What is needed: The entries below should be given again exactly, minus their pictures.

Material for this task:
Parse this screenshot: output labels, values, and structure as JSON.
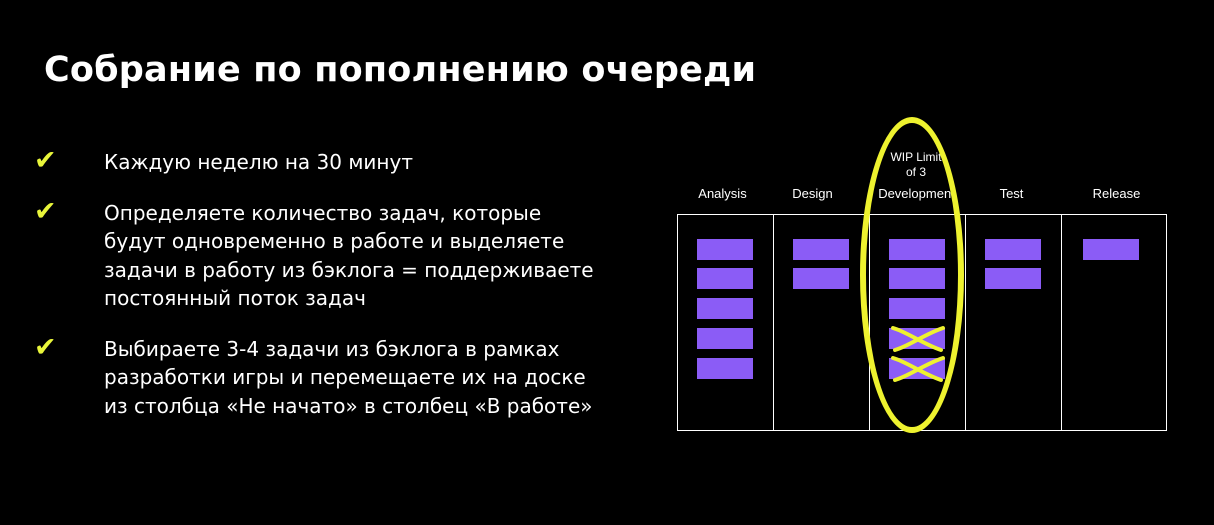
{
  "slide": {
    "title": "Собрание по пополнению очереди",
    "bullets": [
      {
        "icon": "check-icon",
        "text": "Каждую неделю на 30 минут"
      },
      {
        "icon": "check-icon",
        "text": "Определяете количество задач, которые\nбудут одновременно в работе и выделяете\nзадачи в работу из бэклога = поддерживаете\nпостоянный поток задач"
      },
      {
        "icon": "check-icon",
        "text": "Выбираете 3-4 задачи из бэклога в рамках\nразработки игры и перемещаете их на доске\nиз столбца «Не начато» в столбец «В работе»"
      }
    ]
  },
  "board": {
    "wip_label": "WIP Limit\nof 3",
    "columns": [
      {
        "name": "Analysis",
        "cards": 5,
        "crossed": 0
      },
      {
        "name": "Design",
        "cards": 2,
        "crossed": 0
      },
      {
        "name": "Development",
        "cards": 5,
        "crossed": 2
      },
      {
        "name": "Test",
        "cards": 2,
        "crossed": 0
      },
      {
        "name": "Release",
        "cards": 1,
        "crossed": 0
      }
    ],
    "colors": {
      "card": "#8b5cf6",
      "highlight": "#eef22f",
      "check": "#e8f53a",
      "background": "#000000",
      "text": "#ffffff"
    }
  }
}
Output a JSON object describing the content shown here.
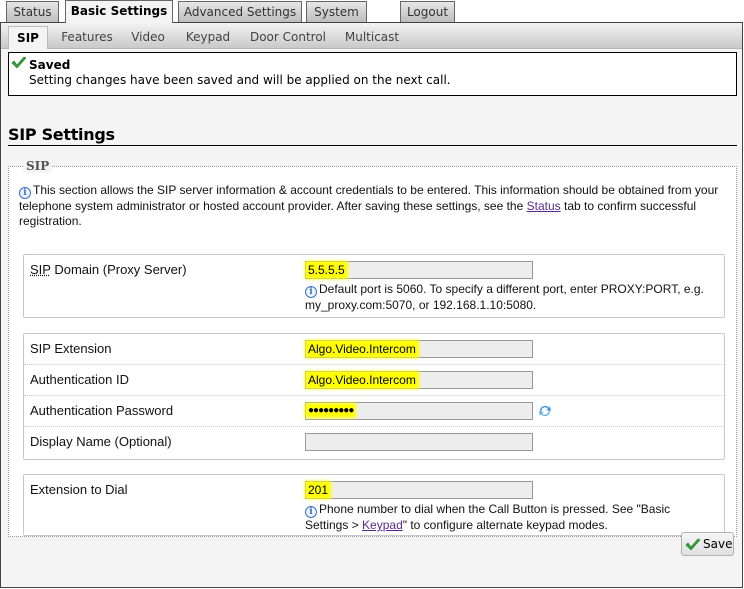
{
  "top_tabs": [
    {
      "label": "Status",
      "active": false
    },
    {
      "label": "Basic Settings",
      "active": true
    },
    {
      "label": "Advanced Settings",
      "active": false
    },
    {
      "label": "System",
      "active": false
    },
    {
      "label": "Logout",
      "active": false
    }
  ],
  "sub_tabs": [
    {
      "label": "SIP",
      "active": true
    },
    {
      "label": "Features",
      "active": false
    },
    {
      "label": "Video",
      "active": false
    },
    {
      "label": "Keypad",
      "active": false
    },
    {
      "label": "Door Control",
      "active": false
    },
    {
      "label": "Multicast",
      "active": false
    }
  ],
  "saved_notice": {
    "title": "Saved",
    "message": "Setting changes have been saved and will be applied on the next call."
  },
  "section_title": "SIP Settings",
  "fieldset": {
    "legend": "SIP",
    "info_before_link": "This section allows the SIP server information & account credentials to be entered. This information should be obtained from your telephone system administrator or hosted account provider. After saving these settings, see the ",
    "info_link": "Status",
    "info_after_link": " tab to confirm successful registration."
  },
  "fields": {
    "sip_domain": {
      "label_abbr": "SIP",
      "label_rest": " Domain (Proxy Server)",
      "value": "5.5.5.5",
      "help": "Default port is 5060. To specify a different port, enter PROXY:PORT, e.g. my_proxy.com:5070, or 192.168.1.10:5080."
    },
    "sip_extension": {
      "label": "SIP Extension",
      "value": "Algo.Video.Intercom"
    },
    "auth_id": {
      "label": "Authentication ID",
      "value": "Algo.Video.Intercom"
    },
    "auth_password": {
      "label": "Authentication Password",
      "value": "●●●●●●●●●"
    },
    "display_name": {
      "label": "Display Name (Optional)",
      "value": ""
    },
    "extension_to_dial": {
      "label": "Extension to Dial",
      "value": "201",
      "help_before_link": "Phone number to dial when the Call Button is pressed. See \"Basic Settings > ",
      "help_link": "Keypad",
      "help_after_link": "\" to configure alternate keypad modes."
    }
  },
  "save_button": {
    "label": "Save"
  },
  "colors": {
    "highlight": "#ffff00",
    "link": "#5a2a8a",
    "check": "#2fa53a",
    "info": "#3a6fc4"
  }
}
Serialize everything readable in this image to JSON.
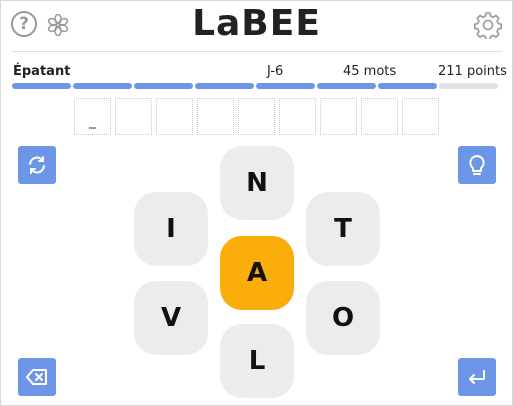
{
  "header": {
    "title": "LaBEE"
  },
  "status": {
    "rank": "Épatant",
    "day": "J-6",
    "words": "45 mots",
    "points": "211 points"
  },
  "progress": {
    "segments_total": 8,
    "segments_filled": 7,
    "filled_color": "#6e96e8",
    "empty_color": "#e2e2e2"
  },
  "word_input": {
    "slots": 9,
    "cursor": "_"
  },
  "letters": {
    "center": "A",
    "top": "N",
    "top_left": "I",
    "top_right": "T",
    "bottom_left": "V",
    "bottom_right": "O",
    "bottom": "L"
  },
  "colors": {
    "accent": "#6e96e8",
    "center_letter": "#fbad0a",
    "outer_letter": "#ececec"
  },
  "icons": {
    "help": "help-icon",
    "flower": "flower-icon",
    "settings": "gear-icon",
    "shuffle": "shuffle-icon",
    "hint": "lightbulb-icon",
    "delete": "backspace-icon",
    "enter": "enter-icon"
  }
}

Solution to this exercise:
Parse this screenshot: output labels, values, and structure as JSON.
{
  "slide": {
    "title": "Собрание по пополнению очереди",
    "bullets": [
      {
        "icon": "check-icon",
        "text": "Каждую неделю на 30 минут"
      },
      {
        "icon": "check-icon",
        "text": "Определяете количество задач, которые\nбудут одновременно в работе и выделяете\nзадачи в работу из бэклога = поддерживаете\nпостоянный поток задач"
      },
      {
        "icon": "check-icon",
        "text": "Выбираете 3-4 задачи из бэклога в рамках\nразработки игры и перемещаете их на доске\nиз столбца «Не начато» в столбец «В работе»"
      }
    ]
  },
  "board": {
    "wip_label": "WIP Limit\nof 3",
    "columns": [
      {
        "name": "Analysis",
        "cards": 5,
        "crossed": 0
      },
      {
        "name": "Design",
        "cards": 2,
        "crossed": 0
      },
      {
        "name": "Development",
        "cards": 5,
        "crossed": 2
      },
      {
        "name": "Test",
        "cards": 2,
        "crossed": 0
      },
      {
        "name": "Release",
        "cards": 1,
        "crossed": 0
      }
    ],
    "colors": {
      "card": "#8b5cf6",
      "highlight": "#eef22f",
      "check": "#e8f53a",
      "background": "#000000",
      "text": "#ffffff"
    }
  }
}
Output a JSON object describing the content shown here.
{
  "top_tabs": [
    {
      "label": "Status",
      "active": false
    },
    {
      "label": "Basic Settings",
      "active": true
    },
    {
      "label": "Advanced Settings",
      "active": false
    },
    {
      "label": "System",
      "active": false
    },
    {
      "label": "Logout",
      "active": false
    }
  ],
  "sub_tabs": [
    {
      "label": "SIP",
      "active": true
    },
    {
      "label": "Features",
      "active": false
    },
    {
      "label": "Video",
      "active": false
    },
    {
      "label": "Keypad",
      "active": false
    },
    {
      "label": "Door Control",
      "active": false
    },
    {
      "label": "Multicast",
      "active": false
    }
  ],
  "saved_notice": {
    "title": "Saved",
    "message": "Setting changes have been saved and will be applied on the next call."
  },
  "section_title": "SIP Settings",
  "fieldset": {
    "legend": "SIP",
    "info_before_link": "This section allows the SIP server information & account credentials to be entered. This information should be obtained from your telephone system administrator or hosted account provider. After saving these settings, see the ",
    "info_link": "Status",
    "info_after_link": " tab to confirm successful registration."
  },
  "fields": {
    "sip_domain": {
      "label_abbr": "SIP",
      "label_rest": " Domain (Proxy Server)",
      "value": "5.5.5.5",
      "help": "Default port is 5060. To specify a different port, enter PROXY:PORT, e.g. my_proxy.com:5070, or 192.168.1.10:5080."
    },
    "sip_extension": {
      "label": "SIP Extension",
      "value": "Algo.Video.Intercom"
    },
    "auth_id": {
      "label": "Authentication ID",
      "value": "Algo.Video.Intercom"
    },
    "auth_password": {
      "label": "Authentication Password",
      "value": "●●●●●●●●●"
    },
    "display_name": {
      "label": "Display Name (Optional)",
      "value": ""
    },
    "extension_to_dial": {
      "label": "Extension to Dial",
      "value": "201",
      "help_before_link": "Phone number to dial when the Call Button is pressed. See \"Basic Settings > ",
      "help_link": "Keypad",
      "help_after_link": "\" to configure alternate keypad modes."
    }
  },
  "save_button": {
    "label": "Save"
  },
  "colors": {
    "highlight": "#ffff00",
    "link": "#5a2a8a",
    "check": "#2fa53a",
    "info": "#3a6fc4"
  }
}
Serialize everything readable in this image to JSON.
{
  "header": {
    "title": "LaBEE"
  },
  "status": {
    "rank": "Épatant",
    "day": "J-6",
    "words": "45 mots",
    "points": "211 points"
  },
  "progress": {
    "segments_total": 8,
    "segments_filled": 7,
    "filled_color": "#6e96e8",
    "empty_color": "#e2e2e2"
  },
  "word_input": {
    "slots": 9,
    "cursor": "_"
  },
  "letters": {
    "center": "A",
    "top": "N",
    "top_left": "I",
    "top_right": "T",
    "bottom_left": "V",
    "bottom_right": "O",
    "bottom": "L"
  },
  "colors": {
    "accent": "#6e96e8",
    "center_letter": "#fbad0a",
    "outer_letter": "#ececec"
  },
  "icons": {
    "help": "help-icon",
    "flower": "flower-icon",
    "settings": "gear-icon",
    "shuffle": "shuffle-icon",
    "hint": "lightbulb-icon",
    "delete": "backspace-icon",
    "enter": "enter-icon"
  }
}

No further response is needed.